• **WRITTEN PROBLEM**: Find and copy every line in the records that includes the string "title".

○ ○ ○ ○ ○

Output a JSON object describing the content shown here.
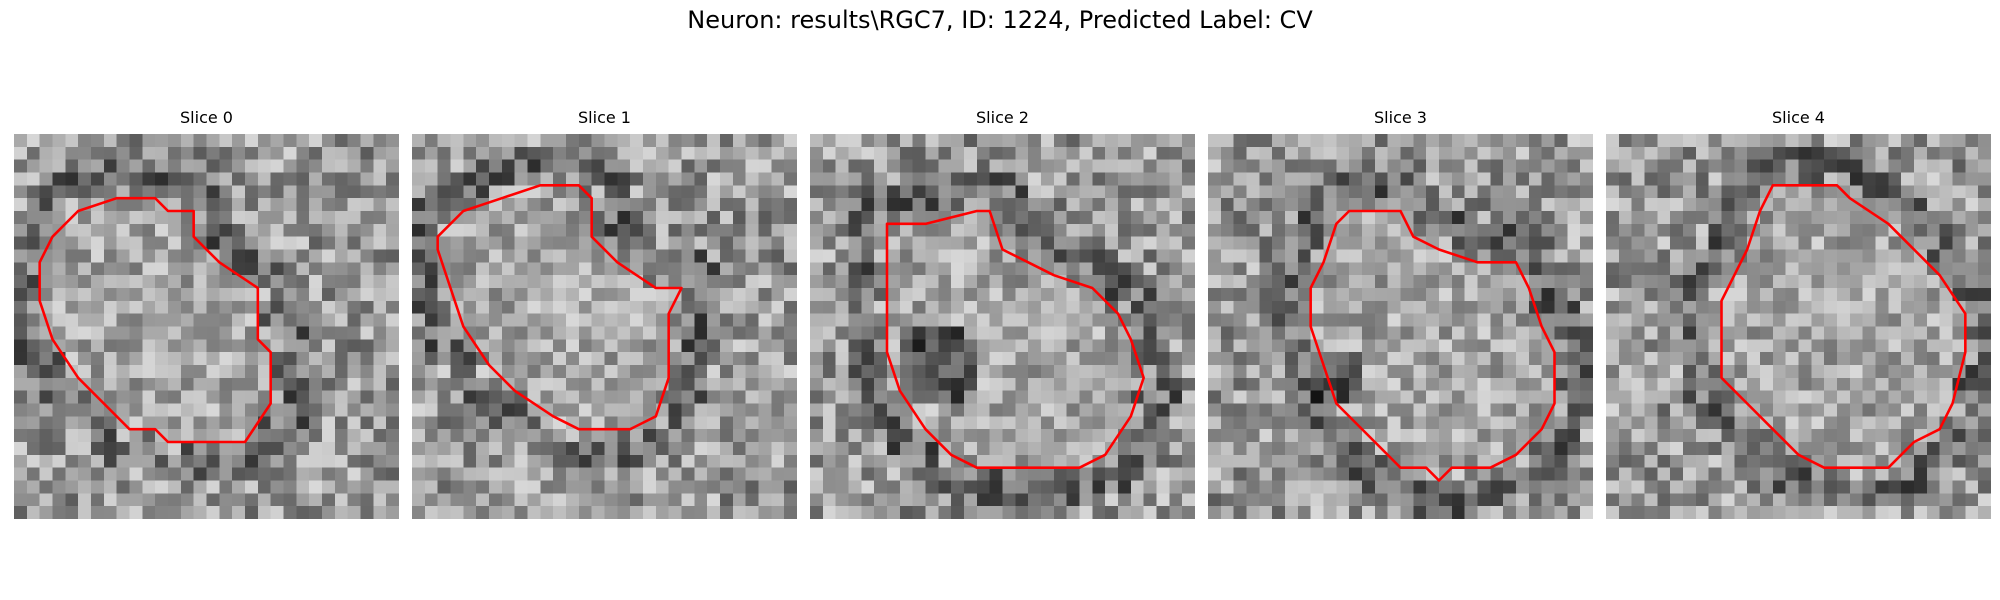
{
  "figure": {
    "title": "Neuron: results\\RGC7, ID: 1224, Predicted Label: CV",
    "contour_color": "#ff0000",
    "colormap": "grayscale",
    "slices": [
      {
        "title": "Slice 0"
      },
      {
        "title": "Slice 1"
      },
      {
        "title": "Slice 2"
      },
      {
        "title": "Slice 3"
      },
      {
        "title": "Slice 4"
      }
    ]
  }
}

○ ○ ○ ○ ○

• **RESPONSE TO THIS TASK**:
    "title": "Neuron: results\\RGC7, ID: 1224, Predicted Label: CV",
        "title": "Slice 0"
        "title": "Slice 1"
        "title": "Slice 2"
        "title": "Slice 3"
        "title": "Slice 4"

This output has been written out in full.